_DIRECTION_: Find every line in the records below that holds the word "Calais" and copy it.

_EXERCISE INPUT_:
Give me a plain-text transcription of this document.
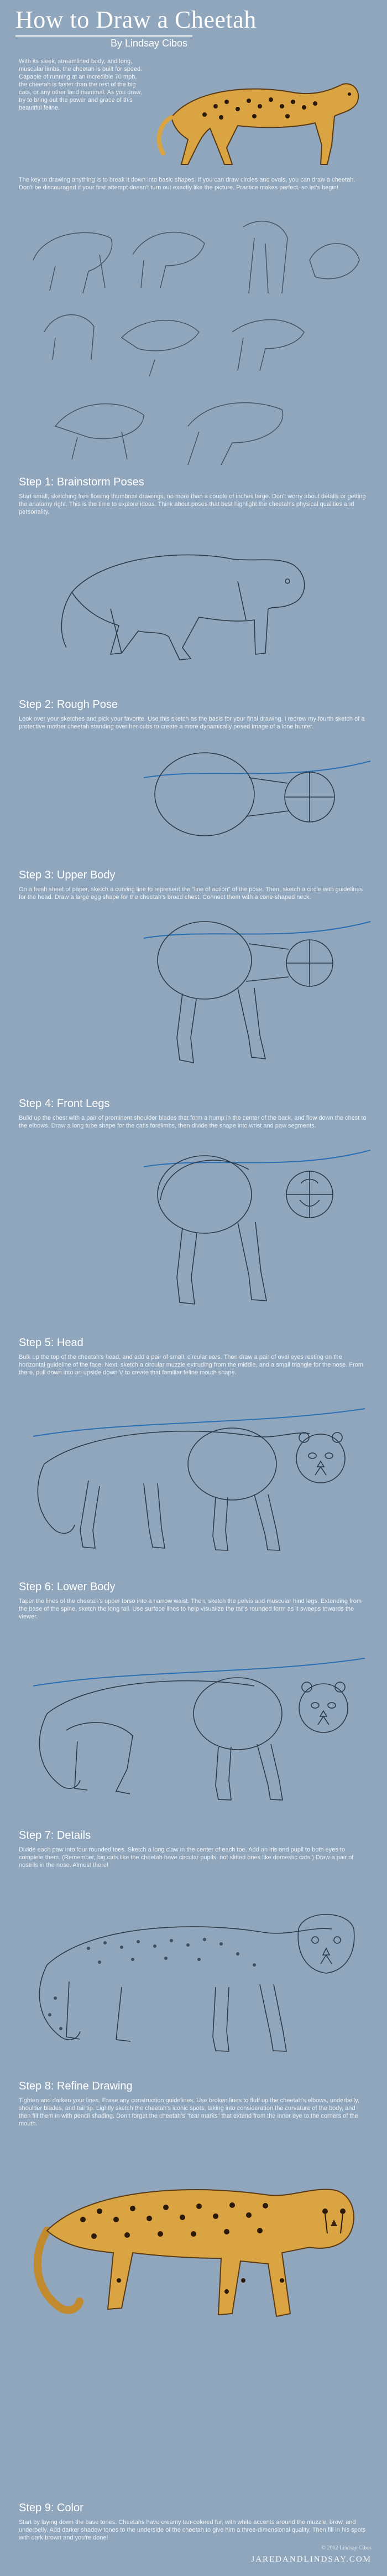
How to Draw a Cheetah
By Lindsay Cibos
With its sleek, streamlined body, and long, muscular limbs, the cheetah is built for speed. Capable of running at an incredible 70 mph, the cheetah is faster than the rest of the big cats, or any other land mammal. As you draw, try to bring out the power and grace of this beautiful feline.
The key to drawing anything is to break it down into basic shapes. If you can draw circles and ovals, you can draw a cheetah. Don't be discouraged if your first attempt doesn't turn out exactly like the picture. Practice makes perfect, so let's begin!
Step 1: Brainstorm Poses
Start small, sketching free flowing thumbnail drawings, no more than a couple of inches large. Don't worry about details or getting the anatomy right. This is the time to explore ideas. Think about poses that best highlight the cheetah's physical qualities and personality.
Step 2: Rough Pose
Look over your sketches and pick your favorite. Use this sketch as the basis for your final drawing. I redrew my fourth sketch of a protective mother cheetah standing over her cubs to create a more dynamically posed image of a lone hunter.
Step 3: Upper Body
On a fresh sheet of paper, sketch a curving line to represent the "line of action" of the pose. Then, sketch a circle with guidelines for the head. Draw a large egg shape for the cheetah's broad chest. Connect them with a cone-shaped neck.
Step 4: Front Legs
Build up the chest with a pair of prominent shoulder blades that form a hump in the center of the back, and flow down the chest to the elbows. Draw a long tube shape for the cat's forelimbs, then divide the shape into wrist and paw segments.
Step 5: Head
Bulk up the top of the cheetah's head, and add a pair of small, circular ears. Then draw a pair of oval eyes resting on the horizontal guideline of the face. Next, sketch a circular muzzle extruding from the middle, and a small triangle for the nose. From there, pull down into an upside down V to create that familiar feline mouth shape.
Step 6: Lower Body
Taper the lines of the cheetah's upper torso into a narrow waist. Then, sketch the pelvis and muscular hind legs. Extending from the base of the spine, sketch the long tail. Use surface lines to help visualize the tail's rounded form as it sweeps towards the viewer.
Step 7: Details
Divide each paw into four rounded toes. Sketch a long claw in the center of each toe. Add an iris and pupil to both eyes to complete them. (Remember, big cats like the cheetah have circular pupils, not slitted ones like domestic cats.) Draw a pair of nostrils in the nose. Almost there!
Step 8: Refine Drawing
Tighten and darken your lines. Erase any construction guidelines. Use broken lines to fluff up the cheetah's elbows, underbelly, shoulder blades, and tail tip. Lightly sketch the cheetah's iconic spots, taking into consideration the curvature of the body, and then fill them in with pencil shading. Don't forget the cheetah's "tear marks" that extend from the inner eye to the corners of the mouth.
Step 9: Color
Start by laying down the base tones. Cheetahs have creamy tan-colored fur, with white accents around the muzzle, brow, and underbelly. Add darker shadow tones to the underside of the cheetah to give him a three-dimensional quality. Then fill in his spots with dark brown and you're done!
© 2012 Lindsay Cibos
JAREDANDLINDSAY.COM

--

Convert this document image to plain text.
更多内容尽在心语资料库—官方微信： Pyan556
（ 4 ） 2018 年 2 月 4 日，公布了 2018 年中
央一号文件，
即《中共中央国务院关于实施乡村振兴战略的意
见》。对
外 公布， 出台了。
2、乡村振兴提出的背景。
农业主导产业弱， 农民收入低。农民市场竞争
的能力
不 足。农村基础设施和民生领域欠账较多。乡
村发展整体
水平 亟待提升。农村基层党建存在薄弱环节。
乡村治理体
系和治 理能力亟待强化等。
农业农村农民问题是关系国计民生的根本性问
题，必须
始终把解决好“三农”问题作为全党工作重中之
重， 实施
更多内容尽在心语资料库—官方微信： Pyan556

...

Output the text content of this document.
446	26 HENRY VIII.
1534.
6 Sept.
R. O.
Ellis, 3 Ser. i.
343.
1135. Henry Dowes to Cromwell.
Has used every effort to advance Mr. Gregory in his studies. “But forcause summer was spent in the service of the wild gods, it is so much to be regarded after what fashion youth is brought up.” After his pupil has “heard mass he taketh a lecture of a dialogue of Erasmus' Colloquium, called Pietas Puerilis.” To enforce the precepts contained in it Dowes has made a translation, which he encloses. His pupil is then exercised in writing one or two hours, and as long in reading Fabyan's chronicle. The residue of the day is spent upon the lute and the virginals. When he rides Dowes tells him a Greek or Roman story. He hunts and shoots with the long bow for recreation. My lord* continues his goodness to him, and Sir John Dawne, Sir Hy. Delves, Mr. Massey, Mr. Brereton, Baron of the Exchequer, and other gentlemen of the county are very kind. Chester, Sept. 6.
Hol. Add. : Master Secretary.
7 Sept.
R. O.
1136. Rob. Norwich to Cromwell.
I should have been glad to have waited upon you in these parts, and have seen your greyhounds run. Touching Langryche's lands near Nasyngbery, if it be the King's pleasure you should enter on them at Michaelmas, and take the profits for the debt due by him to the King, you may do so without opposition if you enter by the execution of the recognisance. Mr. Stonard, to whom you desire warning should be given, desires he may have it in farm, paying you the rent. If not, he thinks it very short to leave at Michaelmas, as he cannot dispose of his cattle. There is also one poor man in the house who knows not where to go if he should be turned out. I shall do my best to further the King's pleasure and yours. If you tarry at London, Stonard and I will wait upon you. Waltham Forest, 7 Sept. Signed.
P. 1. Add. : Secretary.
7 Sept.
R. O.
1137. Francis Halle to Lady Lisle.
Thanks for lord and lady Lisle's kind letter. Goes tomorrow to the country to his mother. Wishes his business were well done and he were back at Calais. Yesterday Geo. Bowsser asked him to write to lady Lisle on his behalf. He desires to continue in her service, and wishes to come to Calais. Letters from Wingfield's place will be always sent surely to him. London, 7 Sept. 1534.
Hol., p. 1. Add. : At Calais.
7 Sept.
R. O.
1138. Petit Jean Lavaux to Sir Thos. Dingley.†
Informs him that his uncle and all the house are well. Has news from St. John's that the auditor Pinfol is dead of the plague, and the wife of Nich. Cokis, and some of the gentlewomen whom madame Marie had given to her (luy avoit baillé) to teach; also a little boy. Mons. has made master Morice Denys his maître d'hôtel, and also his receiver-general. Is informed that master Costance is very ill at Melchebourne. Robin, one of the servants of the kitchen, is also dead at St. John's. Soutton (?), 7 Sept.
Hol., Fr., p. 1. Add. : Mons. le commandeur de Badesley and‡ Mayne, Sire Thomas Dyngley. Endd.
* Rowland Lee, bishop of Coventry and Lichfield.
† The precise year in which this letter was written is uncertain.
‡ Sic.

_EXERCISE OUTPUT_:
Thanks for lord and lady Lisle's kind letter. Goes tomorrow to the country to his mother. Wishes his business were well done and he were back at Calais. Yesterday Geo. Bowsser asked him to write to lady Lisle on his behalf. He desires to continue in her service, and wishes to come to Calais. Letters from Wingfield's place will be always sent surely to him. London, 7 Sept. 1534.
Hol., p. 1. Add. : At Calais.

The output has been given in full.